**TASK**: What is the number of lines containing the word "bold"? Please answer with that number and nothing more.

**RECORDS SHOWN**:
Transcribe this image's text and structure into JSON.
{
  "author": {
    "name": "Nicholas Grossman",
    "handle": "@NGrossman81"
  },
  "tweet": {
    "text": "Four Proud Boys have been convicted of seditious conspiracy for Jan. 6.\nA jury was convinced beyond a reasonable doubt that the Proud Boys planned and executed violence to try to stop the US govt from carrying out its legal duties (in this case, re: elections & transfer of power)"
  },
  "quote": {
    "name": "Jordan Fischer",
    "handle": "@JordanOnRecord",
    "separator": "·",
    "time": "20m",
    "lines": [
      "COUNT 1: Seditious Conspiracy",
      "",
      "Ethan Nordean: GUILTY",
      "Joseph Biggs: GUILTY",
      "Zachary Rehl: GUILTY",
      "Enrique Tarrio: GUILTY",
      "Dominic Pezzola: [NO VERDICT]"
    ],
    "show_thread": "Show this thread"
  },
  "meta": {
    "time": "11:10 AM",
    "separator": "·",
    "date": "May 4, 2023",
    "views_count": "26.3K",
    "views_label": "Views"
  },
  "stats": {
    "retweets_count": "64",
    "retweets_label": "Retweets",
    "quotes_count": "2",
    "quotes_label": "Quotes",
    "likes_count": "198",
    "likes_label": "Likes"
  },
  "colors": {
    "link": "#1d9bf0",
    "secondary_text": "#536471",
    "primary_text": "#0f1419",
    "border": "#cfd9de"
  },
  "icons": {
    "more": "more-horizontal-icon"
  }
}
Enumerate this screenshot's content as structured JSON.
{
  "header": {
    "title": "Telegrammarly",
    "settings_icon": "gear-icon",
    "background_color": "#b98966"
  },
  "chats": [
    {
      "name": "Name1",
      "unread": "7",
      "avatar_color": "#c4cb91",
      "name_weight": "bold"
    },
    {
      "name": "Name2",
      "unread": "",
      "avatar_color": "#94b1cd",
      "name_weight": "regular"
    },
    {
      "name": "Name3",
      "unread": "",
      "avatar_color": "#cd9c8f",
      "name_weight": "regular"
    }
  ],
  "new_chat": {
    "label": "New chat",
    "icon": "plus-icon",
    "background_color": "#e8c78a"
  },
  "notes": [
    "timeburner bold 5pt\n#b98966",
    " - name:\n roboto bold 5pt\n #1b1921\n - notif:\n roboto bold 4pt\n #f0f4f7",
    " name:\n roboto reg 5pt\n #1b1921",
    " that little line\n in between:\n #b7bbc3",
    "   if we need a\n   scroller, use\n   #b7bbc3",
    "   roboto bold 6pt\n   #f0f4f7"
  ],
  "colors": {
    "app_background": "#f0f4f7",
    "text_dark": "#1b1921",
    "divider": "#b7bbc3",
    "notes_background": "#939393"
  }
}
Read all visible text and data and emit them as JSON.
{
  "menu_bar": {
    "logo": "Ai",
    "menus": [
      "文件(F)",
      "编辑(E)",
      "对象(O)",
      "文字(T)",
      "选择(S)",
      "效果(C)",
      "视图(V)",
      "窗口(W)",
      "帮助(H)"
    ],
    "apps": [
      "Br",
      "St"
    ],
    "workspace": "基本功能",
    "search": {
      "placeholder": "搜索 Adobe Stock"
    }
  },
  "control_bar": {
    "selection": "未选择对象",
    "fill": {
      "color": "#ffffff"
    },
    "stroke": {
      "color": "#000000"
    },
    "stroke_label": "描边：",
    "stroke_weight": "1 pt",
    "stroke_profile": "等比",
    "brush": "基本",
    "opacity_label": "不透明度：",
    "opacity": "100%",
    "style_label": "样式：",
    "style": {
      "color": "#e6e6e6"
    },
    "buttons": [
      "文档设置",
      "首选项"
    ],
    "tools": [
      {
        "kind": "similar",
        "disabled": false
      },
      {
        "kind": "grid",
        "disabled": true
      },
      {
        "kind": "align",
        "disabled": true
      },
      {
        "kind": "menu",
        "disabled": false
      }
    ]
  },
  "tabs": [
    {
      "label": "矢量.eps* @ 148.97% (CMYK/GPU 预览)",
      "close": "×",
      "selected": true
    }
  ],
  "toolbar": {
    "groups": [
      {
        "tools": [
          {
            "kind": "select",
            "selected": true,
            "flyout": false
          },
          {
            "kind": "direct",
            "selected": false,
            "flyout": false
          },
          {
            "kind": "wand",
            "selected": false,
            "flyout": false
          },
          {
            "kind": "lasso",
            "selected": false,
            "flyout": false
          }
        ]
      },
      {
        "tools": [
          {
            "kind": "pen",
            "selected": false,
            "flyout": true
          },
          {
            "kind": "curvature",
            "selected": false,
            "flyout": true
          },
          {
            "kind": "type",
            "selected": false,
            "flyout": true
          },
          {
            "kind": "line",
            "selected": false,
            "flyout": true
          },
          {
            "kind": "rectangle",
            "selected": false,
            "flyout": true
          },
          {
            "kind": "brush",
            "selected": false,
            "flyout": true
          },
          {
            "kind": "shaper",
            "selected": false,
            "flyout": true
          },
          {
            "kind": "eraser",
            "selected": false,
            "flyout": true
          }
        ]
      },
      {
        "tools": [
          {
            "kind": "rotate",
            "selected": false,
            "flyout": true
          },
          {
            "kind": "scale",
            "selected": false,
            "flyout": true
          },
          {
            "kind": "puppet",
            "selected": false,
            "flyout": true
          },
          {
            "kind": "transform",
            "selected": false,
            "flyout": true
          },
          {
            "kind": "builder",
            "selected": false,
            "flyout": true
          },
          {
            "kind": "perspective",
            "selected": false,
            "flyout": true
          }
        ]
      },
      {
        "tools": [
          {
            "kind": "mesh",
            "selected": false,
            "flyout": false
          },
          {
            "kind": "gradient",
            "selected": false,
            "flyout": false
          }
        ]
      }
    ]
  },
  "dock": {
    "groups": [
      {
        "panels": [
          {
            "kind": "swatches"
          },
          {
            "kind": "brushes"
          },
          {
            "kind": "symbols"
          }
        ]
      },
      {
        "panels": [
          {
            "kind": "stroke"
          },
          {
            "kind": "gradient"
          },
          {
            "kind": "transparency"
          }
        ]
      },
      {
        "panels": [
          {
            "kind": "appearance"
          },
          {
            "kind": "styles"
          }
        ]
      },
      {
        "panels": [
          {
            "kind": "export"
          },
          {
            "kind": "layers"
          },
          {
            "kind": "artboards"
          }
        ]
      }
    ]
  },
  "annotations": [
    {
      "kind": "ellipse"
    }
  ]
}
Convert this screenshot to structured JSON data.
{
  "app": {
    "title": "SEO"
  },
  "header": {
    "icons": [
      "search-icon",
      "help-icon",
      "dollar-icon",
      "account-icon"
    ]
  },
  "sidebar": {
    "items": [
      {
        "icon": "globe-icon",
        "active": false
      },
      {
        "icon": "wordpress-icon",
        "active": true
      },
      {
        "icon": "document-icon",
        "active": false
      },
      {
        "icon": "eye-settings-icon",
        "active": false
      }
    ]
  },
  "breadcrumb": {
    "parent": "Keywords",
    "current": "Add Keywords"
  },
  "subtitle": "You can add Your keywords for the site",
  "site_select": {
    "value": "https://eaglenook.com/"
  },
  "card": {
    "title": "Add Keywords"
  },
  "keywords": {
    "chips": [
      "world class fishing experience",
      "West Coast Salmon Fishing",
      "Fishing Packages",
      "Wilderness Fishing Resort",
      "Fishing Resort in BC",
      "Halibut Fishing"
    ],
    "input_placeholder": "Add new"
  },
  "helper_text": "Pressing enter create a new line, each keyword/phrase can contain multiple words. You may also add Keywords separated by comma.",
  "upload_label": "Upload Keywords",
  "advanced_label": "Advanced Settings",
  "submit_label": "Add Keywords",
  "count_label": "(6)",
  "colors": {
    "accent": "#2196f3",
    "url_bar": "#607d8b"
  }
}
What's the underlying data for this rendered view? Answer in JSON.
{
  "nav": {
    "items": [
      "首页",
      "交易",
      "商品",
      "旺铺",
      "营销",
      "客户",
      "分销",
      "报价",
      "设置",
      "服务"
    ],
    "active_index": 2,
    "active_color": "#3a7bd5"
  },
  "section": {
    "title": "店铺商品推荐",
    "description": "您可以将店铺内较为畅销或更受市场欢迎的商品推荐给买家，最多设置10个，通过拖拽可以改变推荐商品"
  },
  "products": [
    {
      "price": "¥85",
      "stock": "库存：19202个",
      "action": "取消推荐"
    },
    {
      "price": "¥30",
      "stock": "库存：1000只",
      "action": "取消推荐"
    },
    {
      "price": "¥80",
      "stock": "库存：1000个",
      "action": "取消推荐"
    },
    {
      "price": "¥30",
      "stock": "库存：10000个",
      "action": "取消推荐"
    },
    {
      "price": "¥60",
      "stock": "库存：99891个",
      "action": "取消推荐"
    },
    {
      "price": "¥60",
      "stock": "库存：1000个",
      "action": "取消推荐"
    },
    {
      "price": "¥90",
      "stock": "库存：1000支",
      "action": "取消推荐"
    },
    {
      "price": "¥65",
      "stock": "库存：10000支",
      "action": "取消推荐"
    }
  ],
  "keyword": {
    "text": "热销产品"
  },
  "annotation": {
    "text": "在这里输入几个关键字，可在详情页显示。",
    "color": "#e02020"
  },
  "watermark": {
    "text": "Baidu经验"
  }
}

**SOLUTION TO THIS EXERCISE**: 4